### [PROBLEM STATEMENT]
From the entries below, copy every line holding the word "Kids".

☆ ☆ ☆ ☆

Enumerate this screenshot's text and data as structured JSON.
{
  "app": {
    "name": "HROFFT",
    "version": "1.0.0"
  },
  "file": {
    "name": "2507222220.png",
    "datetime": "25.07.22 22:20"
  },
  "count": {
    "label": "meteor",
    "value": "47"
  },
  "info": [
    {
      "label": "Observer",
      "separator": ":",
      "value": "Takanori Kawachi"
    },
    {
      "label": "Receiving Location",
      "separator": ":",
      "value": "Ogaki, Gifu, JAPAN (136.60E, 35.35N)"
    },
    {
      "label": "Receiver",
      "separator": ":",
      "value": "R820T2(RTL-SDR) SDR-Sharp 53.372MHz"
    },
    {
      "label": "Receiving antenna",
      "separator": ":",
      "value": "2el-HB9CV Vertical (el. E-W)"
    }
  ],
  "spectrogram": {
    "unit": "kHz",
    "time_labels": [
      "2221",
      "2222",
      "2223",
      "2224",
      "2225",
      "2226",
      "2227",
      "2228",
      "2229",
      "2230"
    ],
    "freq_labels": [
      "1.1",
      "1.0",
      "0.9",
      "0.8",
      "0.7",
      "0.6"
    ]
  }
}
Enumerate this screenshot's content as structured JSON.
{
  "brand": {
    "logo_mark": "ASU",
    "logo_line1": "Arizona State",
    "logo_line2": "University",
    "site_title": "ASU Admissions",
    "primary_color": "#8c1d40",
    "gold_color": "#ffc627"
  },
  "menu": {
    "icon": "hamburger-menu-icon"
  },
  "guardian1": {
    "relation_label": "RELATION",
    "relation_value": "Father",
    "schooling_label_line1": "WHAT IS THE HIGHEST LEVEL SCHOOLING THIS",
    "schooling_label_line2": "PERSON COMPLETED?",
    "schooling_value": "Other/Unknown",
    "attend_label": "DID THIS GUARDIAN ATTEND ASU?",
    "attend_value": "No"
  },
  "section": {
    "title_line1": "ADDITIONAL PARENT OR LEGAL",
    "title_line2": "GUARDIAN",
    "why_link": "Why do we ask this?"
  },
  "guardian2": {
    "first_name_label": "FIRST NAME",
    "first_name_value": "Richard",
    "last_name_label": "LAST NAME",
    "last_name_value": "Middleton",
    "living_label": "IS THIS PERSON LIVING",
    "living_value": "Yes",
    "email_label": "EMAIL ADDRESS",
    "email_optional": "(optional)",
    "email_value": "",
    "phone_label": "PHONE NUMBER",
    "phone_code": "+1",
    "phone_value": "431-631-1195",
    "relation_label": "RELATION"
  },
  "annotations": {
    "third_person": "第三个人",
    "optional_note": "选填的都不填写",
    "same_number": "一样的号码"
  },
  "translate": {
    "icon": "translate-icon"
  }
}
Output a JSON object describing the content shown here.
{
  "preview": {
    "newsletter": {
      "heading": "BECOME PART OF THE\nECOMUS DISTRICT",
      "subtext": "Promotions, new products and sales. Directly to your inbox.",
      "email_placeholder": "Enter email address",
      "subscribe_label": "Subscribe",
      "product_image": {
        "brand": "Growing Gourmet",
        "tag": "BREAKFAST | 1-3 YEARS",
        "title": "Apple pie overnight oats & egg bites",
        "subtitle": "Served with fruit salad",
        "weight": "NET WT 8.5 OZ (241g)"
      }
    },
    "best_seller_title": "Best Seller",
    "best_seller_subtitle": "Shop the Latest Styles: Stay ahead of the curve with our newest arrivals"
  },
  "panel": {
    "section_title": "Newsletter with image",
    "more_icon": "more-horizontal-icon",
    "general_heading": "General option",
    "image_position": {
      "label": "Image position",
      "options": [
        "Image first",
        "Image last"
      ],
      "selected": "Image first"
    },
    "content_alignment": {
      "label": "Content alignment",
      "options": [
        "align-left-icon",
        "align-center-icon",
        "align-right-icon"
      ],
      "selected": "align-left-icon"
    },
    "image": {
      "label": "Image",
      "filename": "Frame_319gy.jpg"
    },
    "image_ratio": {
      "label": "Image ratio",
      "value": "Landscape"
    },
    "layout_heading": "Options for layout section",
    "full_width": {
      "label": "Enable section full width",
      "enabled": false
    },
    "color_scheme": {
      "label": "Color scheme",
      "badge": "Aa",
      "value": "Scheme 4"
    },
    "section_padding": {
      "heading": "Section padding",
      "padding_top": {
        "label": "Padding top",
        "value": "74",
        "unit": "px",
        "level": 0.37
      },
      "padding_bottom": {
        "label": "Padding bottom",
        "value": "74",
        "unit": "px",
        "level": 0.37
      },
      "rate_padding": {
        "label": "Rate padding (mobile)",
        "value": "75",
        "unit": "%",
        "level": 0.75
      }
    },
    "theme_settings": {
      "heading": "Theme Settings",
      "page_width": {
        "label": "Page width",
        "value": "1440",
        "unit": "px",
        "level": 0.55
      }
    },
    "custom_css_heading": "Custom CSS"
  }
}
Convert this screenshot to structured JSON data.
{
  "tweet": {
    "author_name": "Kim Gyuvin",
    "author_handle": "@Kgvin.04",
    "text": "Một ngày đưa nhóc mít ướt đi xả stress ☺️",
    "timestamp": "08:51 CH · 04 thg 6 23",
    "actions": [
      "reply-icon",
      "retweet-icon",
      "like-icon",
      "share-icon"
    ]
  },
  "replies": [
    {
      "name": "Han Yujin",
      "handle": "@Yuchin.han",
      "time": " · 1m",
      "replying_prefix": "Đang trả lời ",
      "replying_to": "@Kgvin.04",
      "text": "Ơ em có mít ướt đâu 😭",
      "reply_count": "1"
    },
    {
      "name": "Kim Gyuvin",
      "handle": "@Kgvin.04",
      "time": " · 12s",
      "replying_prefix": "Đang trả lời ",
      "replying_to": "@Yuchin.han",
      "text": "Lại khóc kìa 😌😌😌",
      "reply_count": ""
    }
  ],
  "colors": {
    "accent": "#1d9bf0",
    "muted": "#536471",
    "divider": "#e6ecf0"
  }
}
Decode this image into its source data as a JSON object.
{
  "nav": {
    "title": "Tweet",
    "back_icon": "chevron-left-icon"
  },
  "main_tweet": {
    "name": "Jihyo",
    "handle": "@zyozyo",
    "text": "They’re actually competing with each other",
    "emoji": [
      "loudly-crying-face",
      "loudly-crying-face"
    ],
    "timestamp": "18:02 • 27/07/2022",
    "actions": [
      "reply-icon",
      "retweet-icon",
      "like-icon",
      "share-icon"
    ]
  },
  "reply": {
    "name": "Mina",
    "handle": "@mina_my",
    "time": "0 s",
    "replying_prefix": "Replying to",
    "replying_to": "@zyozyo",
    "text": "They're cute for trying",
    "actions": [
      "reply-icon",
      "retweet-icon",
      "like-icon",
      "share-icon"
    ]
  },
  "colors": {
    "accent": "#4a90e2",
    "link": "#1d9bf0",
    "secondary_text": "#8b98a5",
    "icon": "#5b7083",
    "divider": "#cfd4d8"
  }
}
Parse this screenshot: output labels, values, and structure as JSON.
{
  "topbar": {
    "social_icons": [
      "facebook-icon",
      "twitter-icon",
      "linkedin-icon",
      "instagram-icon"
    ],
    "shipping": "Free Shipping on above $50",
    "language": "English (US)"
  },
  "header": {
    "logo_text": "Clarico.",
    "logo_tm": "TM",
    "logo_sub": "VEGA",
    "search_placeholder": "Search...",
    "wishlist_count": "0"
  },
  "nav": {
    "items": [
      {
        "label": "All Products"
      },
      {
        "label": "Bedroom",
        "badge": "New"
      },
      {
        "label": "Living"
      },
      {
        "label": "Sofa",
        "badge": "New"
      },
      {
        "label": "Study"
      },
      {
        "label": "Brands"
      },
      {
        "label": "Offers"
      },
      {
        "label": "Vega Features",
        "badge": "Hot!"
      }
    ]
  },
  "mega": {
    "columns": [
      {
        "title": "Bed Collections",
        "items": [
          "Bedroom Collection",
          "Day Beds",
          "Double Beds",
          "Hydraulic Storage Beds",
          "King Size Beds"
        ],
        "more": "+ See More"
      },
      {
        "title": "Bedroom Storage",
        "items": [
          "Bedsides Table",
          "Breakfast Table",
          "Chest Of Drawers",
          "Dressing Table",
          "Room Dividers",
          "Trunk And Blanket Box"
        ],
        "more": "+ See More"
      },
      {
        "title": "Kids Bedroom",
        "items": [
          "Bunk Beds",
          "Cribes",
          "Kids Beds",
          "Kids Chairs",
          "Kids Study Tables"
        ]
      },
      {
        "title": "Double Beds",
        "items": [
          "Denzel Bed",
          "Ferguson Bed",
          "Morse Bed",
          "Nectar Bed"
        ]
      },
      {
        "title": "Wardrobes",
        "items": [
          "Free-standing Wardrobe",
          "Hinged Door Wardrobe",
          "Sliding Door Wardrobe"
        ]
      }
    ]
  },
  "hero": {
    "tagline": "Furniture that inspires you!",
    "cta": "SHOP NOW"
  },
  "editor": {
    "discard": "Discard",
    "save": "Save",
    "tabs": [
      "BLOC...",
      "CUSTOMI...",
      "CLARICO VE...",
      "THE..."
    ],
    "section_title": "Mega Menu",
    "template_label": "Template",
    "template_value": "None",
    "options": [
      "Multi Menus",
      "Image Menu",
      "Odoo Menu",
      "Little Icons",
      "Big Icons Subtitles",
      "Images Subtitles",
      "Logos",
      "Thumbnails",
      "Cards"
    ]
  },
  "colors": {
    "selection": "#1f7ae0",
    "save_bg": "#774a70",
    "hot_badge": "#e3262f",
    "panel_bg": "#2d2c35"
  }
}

☆ ☆ ☆ ☆

### [OUTPUT FOR THIS TASK]
        "title": "Kids Bedroom",
          "Kids Beds",
          "Kids Chairs",
          "Kids Study Tables"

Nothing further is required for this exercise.